• **WHAT YOU NEED TO DO**: Give only the number of lines that hold the word "support".
_ _ _
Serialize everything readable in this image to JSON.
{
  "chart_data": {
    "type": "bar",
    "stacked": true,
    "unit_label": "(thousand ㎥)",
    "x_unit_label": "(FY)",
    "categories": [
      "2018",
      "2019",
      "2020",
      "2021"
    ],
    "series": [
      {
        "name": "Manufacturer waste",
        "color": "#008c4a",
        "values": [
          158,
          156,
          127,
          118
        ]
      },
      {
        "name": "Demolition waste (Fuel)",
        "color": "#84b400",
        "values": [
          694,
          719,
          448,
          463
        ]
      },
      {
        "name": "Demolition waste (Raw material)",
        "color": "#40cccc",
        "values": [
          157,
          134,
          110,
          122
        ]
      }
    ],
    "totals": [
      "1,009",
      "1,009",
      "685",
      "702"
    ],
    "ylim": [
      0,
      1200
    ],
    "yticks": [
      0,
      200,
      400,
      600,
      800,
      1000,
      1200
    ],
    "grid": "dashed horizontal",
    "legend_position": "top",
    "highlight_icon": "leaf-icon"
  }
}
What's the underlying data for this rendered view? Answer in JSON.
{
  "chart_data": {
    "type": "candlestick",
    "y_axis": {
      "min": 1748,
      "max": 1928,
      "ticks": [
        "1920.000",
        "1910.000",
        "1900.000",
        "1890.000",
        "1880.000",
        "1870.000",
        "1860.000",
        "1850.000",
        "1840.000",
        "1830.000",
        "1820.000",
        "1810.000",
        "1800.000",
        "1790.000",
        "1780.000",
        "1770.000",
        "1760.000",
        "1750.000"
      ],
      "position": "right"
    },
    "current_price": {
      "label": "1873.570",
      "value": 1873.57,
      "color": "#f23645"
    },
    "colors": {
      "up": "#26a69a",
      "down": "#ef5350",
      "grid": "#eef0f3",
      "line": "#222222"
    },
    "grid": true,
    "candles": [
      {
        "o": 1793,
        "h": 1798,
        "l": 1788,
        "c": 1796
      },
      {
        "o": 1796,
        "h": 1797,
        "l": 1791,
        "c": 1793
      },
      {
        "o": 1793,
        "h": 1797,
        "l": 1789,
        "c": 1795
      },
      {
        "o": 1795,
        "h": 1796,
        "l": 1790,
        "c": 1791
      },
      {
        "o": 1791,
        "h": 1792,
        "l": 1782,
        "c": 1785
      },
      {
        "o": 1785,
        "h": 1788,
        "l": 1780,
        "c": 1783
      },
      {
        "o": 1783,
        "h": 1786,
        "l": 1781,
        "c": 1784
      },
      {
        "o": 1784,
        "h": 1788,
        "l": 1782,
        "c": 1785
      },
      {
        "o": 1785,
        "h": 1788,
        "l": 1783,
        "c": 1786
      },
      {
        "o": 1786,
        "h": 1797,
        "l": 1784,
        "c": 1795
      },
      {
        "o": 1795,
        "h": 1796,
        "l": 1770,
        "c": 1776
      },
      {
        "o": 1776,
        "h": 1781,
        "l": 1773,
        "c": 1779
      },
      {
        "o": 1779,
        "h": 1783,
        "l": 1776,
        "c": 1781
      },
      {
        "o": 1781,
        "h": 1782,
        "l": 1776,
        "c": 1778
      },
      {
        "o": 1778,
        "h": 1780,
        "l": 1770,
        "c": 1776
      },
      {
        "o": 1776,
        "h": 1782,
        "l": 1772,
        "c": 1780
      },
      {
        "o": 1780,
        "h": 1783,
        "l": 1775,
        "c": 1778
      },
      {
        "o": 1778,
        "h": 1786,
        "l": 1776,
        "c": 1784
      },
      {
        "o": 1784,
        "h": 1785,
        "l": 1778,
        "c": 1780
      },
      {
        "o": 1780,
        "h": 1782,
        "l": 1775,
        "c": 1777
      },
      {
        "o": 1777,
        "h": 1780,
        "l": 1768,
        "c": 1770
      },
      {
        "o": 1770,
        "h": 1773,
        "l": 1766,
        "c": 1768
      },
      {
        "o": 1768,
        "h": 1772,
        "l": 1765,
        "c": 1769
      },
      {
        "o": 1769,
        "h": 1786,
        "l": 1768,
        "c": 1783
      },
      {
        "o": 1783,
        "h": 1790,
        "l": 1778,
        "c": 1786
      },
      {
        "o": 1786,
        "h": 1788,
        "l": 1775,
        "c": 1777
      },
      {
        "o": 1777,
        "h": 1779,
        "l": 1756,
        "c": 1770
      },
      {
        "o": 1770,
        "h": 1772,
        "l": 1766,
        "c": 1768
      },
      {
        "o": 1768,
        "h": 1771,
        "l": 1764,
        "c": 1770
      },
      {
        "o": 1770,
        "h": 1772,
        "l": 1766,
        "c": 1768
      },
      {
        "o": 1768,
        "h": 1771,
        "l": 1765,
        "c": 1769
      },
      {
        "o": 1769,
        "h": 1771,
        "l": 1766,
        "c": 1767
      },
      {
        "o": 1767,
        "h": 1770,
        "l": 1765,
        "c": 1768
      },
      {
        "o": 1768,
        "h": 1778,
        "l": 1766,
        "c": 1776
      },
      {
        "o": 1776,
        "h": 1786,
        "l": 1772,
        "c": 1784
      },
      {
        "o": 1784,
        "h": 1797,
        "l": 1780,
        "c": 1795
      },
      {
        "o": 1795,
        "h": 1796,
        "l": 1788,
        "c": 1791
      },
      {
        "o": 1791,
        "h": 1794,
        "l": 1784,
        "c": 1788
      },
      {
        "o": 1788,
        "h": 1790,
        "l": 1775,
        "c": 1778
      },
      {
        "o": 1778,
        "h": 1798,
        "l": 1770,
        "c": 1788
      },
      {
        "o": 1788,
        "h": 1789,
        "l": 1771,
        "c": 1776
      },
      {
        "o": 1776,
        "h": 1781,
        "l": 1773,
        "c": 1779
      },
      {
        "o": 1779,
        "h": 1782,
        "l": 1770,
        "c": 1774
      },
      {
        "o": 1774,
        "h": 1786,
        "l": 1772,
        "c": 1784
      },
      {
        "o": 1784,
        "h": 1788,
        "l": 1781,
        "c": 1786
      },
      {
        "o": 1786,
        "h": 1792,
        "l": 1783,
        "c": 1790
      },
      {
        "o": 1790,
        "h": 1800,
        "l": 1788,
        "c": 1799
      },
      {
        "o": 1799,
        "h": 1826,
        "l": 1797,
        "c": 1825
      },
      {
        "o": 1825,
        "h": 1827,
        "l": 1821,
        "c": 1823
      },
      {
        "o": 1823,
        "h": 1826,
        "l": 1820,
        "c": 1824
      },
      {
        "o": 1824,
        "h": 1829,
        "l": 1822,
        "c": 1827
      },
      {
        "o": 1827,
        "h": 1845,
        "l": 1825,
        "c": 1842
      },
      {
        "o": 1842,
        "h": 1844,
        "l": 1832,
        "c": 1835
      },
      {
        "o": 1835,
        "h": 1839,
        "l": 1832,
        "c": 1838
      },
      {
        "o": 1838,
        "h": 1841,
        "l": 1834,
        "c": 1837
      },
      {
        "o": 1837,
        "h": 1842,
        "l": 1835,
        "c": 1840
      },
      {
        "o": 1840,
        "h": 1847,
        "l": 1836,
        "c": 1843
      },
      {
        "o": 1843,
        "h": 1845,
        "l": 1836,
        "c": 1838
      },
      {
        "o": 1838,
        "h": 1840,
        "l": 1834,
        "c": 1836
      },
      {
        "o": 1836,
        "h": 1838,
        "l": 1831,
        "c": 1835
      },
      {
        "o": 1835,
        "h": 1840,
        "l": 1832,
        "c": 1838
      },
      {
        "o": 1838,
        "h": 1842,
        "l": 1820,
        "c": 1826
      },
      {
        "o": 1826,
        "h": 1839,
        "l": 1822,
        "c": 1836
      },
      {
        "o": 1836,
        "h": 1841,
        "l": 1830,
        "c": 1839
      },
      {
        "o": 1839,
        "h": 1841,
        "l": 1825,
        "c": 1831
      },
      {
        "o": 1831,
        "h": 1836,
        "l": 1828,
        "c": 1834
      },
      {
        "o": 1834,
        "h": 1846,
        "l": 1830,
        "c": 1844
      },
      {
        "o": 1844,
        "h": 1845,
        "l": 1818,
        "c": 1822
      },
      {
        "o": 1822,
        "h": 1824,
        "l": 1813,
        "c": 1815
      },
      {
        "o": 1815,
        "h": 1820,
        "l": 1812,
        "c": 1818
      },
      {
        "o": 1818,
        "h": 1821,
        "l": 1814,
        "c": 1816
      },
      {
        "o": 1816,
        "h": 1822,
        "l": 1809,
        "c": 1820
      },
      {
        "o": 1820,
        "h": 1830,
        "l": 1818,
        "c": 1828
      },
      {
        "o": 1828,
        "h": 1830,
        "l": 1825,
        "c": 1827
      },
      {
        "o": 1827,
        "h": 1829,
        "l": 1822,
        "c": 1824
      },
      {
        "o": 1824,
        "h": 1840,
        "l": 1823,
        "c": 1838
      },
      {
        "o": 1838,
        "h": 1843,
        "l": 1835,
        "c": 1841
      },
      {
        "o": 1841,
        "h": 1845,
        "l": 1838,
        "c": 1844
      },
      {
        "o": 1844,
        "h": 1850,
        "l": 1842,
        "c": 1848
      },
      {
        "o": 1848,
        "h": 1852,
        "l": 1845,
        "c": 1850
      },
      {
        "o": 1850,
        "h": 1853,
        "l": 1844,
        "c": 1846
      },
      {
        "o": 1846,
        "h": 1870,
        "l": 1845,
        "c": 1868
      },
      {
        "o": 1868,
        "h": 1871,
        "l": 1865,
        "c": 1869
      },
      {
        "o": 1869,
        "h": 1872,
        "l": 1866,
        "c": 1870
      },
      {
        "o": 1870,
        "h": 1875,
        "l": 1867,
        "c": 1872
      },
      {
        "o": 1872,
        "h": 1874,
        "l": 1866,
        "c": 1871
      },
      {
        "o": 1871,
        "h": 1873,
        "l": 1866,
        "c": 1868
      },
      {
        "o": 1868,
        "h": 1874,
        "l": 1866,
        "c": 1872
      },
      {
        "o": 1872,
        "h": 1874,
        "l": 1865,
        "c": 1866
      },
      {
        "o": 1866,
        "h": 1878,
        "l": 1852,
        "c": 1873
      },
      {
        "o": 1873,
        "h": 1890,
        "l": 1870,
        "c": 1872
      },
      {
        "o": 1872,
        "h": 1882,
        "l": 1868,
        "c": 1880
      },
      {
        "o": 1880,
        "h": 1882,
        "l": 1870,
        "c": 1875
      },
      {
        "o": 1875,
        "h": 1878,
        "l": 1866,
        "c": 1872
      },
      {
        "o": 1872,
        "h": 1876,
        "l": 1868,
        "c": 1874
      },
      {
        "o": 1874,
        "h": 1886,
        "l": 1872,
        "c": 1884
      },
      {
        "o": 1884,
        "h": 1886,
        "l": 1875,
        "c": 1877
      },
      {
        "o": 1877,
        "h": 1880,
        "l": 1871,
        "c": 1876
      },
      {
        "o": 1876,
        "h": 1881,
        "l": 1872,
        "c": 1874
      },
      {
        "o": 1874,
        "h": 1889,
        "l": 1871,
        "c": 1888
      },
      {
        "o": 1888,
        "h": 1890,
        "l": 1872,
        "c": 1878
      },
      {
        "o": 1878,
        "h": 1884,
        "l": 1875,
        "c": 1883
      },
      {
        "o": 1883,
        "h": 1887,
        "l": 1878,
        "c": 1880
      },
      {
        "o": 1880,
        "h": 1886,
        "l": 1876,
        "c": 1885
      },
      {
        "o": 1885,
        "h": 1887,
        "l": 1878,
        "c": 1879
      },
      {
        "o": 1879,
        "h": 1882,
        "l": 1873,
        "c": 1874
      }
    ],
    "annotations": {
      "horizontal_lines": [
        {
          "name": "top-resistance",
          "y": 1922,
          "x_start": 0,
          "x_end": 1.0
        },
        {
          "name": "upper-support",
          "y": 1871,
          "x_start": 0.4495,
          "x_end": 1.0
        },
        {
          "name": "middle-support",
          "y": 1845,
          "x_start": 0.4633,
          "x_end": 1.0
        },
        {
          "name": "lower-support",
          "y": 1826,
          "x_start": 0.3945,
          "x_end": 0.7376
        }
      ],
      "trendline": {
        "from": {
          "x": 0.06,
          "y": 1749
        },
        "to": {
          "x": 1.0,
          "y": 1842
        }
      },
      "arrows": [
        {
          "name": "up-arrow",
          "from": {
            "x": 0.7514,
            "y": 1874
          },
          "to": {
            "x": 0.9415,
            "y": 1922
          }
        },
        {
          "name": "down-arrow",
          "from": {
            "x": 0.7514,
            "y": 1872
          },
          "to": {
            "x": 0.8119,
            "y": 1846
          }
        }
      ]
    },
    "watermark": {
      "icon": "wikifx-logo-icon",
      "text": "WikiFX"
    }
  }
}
_ _ _
• **ANSWER FOR THE TASK**: 3